------ RECORDS SHOWN

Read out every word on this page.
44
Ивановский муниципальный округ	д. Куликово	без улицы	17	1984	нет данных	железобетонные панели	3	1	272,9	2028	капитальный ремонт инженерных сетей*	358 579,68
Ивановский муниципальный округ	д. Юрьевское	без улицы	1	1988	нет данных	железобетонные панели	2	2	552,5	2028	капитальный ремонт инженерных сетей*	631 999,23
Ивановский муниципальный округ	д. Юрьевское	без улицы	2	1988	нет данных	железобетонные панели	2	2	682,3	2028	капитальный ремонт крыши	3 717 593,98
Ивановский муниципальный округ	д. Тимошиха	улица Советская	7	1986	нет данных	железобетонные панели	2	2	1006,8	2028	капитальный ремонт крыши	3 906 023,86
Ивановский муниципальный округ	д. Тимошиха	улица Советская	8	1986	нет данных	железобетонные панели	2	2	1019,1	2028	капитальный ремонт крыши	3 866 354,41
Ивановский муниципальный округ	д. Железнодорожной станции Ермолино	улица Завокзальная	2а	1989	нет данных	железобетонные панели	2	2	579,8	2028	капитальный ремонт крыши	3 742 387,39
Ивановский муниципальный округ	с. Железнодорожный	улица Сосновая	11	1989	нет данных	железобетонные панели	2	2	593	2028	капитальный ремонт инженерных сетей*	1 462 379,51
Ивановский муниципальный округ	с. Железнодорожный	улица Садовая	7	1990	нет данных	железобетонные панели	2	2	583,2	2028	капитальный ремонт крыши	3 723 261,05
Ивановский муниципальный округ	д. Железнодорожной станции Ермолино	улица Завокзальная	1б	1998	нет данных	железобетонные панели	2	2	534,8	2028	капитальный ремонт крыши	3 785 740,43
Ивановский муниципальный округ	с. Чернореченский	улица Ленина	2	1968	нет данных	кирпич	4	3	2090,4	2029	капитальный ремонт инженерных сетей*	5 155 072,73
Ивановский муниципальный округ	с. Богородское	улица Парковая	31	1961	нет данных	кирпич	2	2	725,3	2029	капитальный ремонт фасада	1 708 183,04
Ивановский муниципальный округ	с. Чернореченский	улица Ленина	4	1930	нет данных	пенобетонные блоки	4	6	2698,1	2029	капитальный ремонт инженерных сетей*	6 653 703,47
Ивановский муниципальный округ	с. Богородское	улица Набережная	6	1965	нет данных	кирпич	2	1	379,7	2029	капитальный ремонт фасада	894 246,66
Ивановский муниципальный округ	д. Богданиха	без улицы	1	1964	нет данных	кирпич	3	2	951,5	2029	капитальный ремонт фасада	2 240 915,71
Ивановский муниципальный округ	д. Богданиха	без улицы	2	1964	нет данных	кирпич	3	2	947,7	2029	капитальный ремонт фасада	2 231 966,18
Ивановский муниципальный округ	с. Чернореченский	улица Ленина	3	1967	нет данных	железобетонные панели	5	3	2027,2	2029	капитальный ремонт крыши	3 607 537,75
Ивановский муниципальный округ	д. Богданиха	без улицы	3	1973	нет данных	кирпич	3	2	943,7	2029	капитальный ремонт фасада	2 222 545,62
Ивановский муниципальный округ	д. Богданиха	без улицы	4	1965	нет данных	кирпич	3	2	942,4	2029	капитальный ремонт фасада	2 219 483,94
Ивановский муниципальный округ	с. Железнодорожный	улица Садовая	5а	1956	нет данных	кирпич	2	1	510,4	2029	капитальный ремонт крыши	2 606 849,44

------------

§ **REQUIREMENT**: Scan the material above. Extract every line in which the word "Садовая" occurs.

§ **RESPONSE**:
Ивановский муниципальный округ	с. Железнодорожный	улица Садовая	7	1990	нет данных	железобетонные панели	2	2	583,2	2028	капитальный ремонт крыши	3 723 261,05
Ивановский муниципальный округ	с. Железнодорожный	улица Садовая	5а	1956	нет данных	кирпич	2	1	510,4	2029	капитальный ремонт крыши	2 606 849,44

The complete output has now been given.